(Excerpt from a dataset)

----

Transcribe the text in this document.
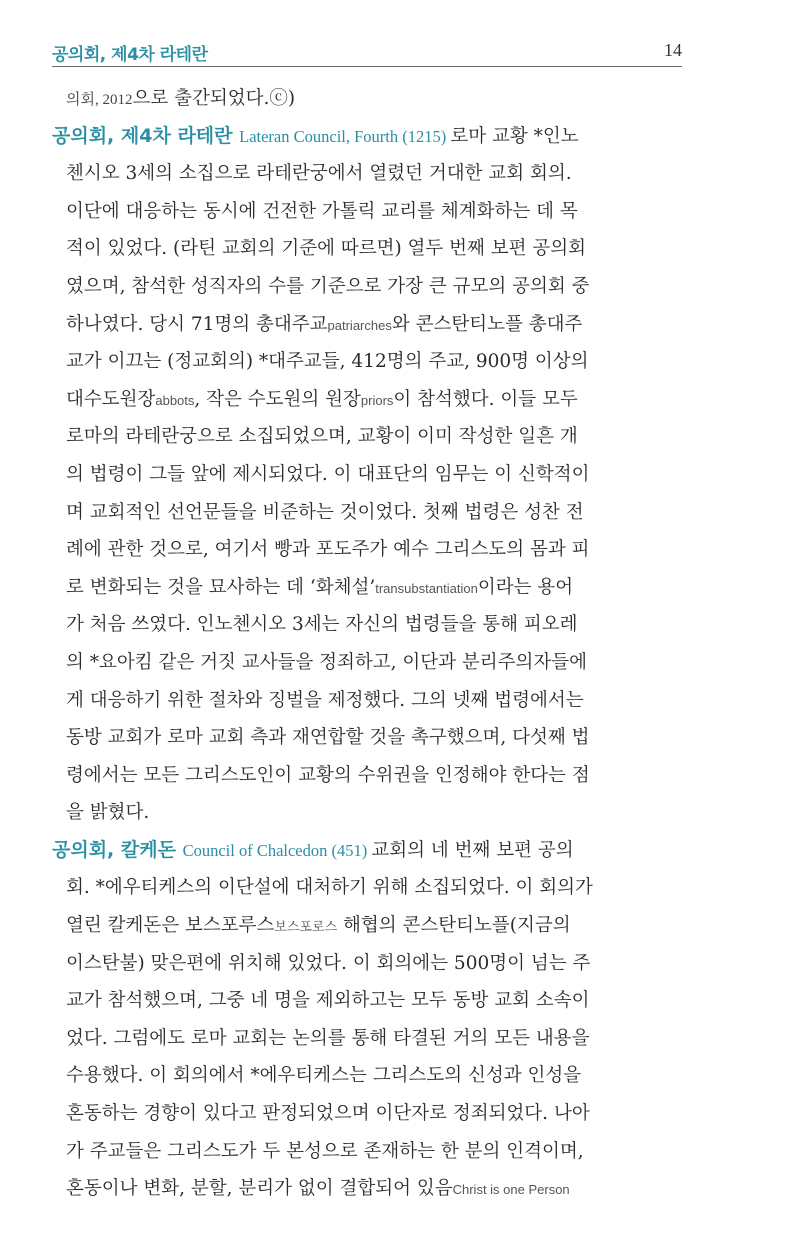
공의회, 제4차 라테란	14
의회, 2012으로 출간되었다.ⓒ)
공의회, 제4차 라테란 Lateran Council, Fourth (1215) 로마 교황 *인노
첸시오 3세의 소집으로 라테란궁에서 열렸던 거대한 교회 회의.
이단에 대응하는 동시에 건전한 가톨릭 교리를 체계화하는 데 목
적이 있었다. (라틴 교회의 기준에 따르면) 열두 번째 보편 공의회
였으며, 참석한 성직자의 수를 기준으로 가장 큰 규모의 공의회 중
하나였다. 당시 71명의 총대주교patriarches와 콘스탄티노플 총대주
교가 이끄는 (정교회의) *대주교들, 412명의 주교, 900명 이상의
대수도원장abbots, 작은 수도원의 원장priors이 참석했다. 이들 모두
로마의 라테란궁으로 소집되었으며, 교황이 이미 작성한 일흔 개
의 법령이 그들 앞에 제시되었다. 이 대표단의 임무는 이 신학적이
며 교회적인 선언문들을 비준하는 것이었다. 첫째 법령은 성찬 전
례에 관한 것으로, 여기서 빵과 포도주가 예수 그리스도의 몸과 피
로 변화되는 것을 묘사하는 데 ‘화체설’transubstantiation이라는 용어
가 처음 쓰였다. 인노첸시오 3세는 자신의 법령들을 통해 피오레
의 *요아킴 같은 거짓 교사들을 정죄하고, 이단과 분리주의자들에
게 대응하기 위한 절차와 징벌을 제정했다. 그의 넷째 법령에서는
동방 교회가 로마 교회 측과 재연합할 것을 촉구했으며, 다섯째 법
령에서는 모든 그리스도인이 교황의 수위권을 인정해야 한다는 점
을 밝혔다.
공의회, 칼케돈 Council of Chalcedon (451) 교회의 네 번째 보편 공의
회. *에우티케스의 이단설에 대처하기 위해 소집되었다. 이 회의가
열린 칼케돈은 보스포루스보스포로스 해협의 콘스탄티노플(지금의
이스탄불) 맞은편에 위치해 있었다. 이 회의에는 500명이 넘는 주
교가 참석했으며, 그중 네 명을 제외하고는 모두 동방 교회 소속이
었다. 그럼에도 로마 교회는 논의를 통해 타결된 거의 모든 내용을
수용했다. 이 회의에서 *에우티케스는 그리스도의 신성과 인성을
혼동하는 경향이 있다고 판정되었으며 이단자로 정죄되었다. 나아
가 주교들은 그리스도가 두 본성으로 존재하는 한 분의 인격이며,
혼동이나 변화, 분할, 분리가 없이 결합되어 있음Christ is one Person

----

Leave out all pictures, then copy the remaining material exactly.

Transcribe the text in this document.
공의회, 제4차 라테란	14
의회, 2012으로 출간되었다.ⓒ)
공의회, 제4차 라테란 Lateran Council, Fourth (1215) 로마 교황 *인노
첸시오 3세의 소집으로 라테란궁에서 열렸던 거대한 교회 회의.
이단에 대응하는 동시에 건전한 가톨릭 교리를 체계화하는 데 목
적이 있었다. (라틴 교회의 기준에 따르면) 열두 번째 보편 공의회
였으며, 참석한 성직자의 수를 기준으로 가장 큰 규모의 공의회 중
하나였다. 당시 71명의 총대주교patriarches와 콘스탄티노플 총대주
교가 이끄는 (정교회의) *대주교들, 412명의 주교, 900명 이상의
대수도원장abbots, 작은 수도원의 원장priors이 참석했다. 이들 모두
로마의 라테란궁으로 소집되었으며, 교황이 이미 작성한 일흔 개
의 법령이 그들 앞에 제시되었다. 이 대표단의 임무는 이 신학적이
며 교회적인 선언문들을 비준하는 것이었다. 첫째 법령은 성찬 전
례에 관한 것으로, 여기서 빵과 포도주가 예수 그리스도의 몸과 피
로 변화되는 것을 묘사하는 데 ‘화체설’transubstantiation이라는 용어
가 처음 쓰였다. 인노첸시오 3세는 자신의 법령들을 통해 피오레
의 *요아킴 같은 거짓 교사들을 정죄하고, 이단과 분리주의자들에
게 대응하기 위한 절차와 징벌을 제정했다. 그의 넷째 법령에서는
동방 교회가 로마 교회 측과 재연합할 것을 촉구했으며, 다섯째 법
령에서는 모든 그리스도인이 교황의 수위권을 인정해야 한다는 점
을 밝혔다.
공의회, 칼케돈 Council of Chalcedon (451) 교회의 네 번째 보편 공의
회. *에우티케스의 이단설에 대처하기 위해 소집되었다. 이 회의가
열린 칼케돈은 보스포루스보스포로스 해협의 콘스탄티노플(지금의
이스탄불) 맞은편에 위치해 있었다. 이 회의에는 500명이 넘는 주
교가 참석했으며, 그중 네 명을 제외하고는 모두 동방 교회 소속이
었다. 그럼에도 로마 교회는 논의를 통해 타결된 거의 모든 내용을
수용했다. 이 회의에서 *에우티케스는 그리스도의 신성과 인성을
혼동하는 경향이 있다고 판정되었으며 이단자로 정죄되었다. 나아
가 주교들은 그리스도가 두 본성으로 존재하는 한 분의 인격이며,
혼동이나 변화, 분할, 분리가 없이 결합되어 있음Christ is one Person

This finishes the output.